[Entries taken from a collection]
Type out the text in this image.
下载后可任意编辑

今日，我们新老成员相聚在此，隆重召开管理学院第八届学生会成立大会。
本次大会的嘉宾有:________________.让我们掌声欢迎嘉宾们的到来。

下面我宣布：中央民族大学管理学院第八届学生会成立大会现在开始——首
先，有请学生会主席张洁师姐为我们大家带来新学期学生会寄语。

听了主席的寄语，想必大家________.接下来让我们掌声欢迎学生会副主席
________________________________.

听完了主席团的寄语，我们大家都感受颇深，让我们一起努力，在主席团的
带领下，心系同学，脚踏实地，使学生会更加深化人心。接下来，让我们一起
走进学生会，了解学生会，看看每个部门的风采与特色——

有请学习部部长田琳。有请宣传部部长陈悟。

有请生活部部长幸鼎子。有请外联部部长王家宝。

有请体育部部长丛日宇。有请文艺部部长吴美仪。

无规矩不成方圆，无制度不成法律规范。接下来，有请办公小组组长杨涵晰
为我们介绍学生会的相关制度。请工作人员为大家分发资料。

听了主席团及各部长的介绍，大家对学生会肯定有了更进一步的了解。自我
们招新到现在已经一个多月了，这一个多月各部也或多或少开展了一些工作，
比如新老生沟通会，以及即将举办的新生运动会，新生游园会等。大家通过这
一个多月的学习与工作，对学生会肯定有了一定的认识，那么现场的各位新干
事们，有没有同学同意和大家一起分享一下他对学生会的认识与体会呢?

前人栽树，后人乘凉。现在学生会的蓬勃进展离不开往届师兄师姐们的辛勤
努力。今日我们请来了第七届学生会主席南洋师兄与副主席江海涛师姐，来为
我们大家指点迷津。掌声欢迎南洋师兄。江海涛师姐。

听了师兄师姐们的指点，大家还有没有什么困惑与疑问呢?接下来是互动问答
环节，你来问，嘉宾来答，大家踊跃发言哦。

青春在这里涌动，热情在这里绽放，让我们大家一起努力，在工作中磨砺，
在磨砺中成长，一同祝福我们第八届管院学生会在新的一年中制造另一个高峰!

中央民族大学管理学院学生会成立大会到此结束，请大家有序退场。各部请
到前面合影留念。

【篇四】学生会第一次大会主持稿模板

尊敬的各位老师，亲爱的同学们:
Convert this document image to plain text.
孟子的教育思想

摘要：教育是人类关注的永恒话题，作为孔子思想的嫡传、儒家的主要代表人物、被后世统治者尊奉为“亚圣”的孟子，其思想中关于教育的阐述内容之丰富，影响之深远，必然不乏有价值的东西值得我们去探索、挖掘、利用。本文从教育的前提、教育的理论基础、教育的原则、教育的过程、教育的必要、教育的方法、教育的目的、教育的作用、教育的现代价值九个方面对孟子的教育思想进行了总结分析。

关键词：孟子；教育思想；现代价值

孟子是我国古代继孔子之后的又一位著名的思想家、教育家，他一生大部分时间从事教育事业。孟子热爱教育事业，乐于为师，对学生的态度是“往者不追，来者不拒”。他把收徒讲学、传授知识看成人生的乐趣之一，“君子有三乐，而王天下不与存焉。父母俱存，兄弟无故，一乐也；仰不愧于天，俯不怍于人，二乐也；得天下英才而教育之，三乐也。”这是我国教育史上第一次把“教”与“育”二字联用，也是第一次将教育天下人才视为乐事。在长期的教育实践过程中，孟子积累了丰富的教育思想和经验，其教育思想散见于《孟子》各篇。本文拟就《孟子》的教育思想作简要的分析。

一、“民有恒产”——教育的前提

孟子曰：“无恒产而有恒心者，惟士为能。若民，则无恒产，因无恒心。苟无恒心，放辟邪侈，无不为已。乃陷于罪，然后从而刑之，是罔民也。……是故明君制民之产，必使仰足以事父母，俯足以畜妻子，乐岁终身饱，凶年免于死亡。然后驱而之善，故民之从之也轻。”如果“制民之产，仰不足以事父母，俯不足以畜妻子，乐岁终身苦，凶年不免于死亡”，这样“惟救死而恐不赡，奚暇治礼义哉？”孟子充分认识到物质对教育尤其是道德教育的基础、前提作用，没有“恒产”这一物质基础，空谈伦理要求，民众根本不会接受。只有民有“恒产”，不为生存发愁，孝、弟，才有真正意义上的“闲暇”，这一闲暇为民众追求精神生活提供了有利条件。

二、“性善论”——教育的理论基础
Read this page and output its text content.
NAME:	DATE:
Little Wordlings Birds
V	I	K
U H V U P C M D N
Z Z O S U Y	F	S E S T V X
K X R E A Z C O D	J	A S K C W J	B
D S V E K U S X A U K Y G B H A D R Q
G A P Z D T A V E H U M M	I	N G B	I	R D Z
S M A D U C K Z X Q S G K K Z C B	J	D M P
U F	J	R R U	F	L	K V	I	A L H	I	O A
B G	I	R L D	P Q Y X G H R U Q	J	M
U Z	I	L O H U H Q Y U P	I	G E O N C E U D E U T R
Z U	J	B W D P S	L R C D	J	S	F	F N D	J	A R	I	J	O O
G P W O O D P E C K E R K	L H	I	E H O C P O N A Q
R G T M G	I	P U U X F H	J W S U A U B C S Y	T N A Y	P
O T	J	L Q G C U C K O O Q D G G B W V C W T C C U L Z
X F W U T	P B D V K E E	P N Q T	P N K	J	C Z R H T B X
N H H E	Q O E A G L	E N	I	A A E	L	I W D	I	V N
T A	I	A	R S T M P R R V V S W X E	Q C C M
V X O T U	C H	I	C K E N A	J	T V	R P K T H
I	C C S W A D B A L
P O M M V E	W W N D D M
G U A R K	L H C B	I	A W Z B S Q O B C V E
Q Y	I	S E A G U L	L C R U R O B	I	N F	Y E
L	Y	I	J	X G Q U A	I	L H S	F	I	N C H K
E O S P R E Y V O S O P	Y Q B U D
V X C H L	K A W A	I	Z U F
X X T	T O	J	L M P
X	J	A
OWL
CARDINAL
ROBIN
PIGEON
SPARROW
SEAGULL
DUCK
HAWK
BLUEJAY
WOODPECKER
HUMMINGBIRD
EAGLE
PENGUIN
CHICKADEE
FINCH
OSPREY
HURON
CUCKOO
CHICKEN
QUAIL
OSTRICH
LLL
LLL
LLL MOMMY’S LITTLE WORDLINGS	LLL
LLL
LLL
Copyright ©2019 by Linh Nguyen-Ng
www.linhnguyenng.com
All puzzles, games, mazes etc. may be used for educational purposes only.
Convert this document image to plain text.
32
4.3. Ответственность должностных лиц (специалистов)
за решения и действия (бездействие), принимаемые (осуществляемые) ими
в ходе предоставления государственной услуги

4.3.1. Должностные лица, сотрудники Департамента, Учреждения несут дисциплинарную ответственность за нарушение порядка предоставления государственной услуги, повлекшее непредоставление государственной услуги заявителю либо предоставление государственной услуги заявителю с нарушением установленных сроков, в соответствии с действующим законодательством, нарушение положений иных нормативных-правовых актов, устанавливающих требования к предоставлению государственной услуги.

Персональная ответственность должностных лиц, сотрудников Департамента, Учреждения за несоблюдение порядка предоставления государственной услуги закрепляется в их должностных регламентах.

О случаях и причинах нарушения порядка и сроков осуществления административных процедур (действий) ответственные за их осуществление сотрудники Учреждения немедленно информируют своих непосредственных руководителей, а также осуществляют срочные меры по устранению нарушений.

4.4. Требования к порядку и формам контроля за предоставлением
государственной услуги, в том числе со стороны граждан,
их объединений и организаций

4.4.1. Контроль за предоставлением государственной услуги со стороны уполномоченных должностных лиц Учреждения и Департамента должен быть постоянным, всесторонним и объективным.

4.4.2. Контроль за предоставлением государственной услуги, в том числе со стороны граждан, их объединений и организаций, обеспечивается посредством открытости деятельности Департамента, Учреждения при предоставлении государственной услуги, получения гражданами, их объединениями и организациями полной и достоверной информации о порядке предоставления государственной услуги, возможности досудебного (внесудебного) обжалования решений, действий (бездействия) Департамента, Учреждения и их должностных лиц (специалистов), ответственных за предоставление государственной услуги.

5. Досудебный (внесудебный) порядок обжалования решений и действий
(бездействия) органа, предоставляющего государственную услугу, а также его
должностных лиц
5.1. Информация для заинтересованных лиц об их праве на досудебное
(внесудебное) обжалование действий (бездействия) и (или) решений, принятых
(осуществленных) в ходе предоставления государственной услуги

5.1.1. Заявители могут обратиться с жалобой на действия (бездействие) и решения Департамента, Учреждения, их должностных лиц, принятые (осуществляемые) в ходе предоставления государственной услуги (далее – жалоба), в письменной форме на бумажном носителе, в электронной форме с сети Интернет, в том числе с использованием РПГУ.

What is being asked:
In the records above, find each line holding "text" and copy it.

Full answer:
Type out the text in this image.
Convert this document image to plain text.
Read this page and output its text content.
Convert this document image to plain text.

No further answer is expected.